### What you should do:
Count the lines of the records below that contain the string "title", matching case exactly, and give only the number.

### Information provided:

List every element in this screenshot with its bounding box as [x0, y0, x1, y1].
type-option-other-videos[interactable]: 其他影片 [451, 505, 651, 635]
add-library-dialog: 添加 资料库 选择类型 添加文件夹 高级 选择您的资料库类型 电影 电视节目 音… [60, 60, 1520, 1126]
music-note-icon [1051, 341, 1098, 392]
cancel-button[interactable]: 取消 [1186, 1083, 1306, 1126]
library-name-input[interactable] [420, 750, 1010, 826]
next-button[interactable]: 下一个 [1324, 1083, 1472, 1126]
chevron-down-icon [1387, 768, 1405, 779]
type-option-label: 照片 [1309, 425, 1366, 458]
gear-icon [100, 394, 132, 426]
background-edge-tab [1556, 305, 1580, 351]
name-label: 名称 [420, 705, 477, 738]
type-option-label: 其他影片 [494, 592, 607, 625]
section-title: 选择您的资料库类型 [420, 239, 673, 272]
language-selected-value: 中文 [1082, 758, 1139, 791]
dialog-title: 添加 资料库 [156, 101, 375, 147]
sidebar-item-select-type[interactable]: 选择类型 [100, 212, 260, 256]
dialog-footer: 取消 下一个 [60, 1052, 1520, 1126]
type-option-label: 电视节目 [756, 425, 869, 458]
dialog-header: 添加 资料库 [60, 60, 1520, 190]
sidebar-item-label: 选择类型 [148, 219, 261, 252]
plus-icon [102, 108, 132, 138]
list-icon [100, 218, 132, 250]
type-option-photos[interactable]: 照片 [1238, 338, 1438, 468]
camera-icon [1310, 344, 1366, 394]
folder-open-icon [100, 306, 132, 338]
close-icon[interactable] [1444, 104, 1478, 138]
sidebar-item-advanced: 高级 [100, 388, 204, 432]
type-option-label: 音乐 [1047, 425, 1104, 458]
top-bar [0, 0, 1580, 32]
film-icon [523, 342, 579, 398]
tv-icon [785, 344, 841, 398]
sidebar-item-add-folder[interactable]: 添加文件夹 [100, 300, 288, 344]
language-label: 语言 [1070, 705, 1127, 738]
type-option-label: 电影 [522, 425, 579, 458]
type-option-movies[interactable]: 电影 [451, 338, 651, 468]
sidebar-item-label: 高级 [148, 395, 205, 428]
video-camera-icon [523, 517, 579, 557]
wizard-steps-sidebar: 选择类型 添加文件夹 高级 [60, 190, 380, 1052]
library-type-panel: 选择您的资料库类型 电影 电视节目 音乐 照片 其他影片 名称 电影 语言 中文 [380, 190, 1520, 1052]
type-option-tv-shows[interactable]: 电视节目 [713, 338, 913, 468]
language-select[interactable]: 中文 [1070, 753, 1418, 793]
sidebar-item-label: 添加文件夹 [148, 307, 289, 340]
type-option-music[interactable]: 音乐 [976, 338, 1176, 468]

### Answer to this problem:
2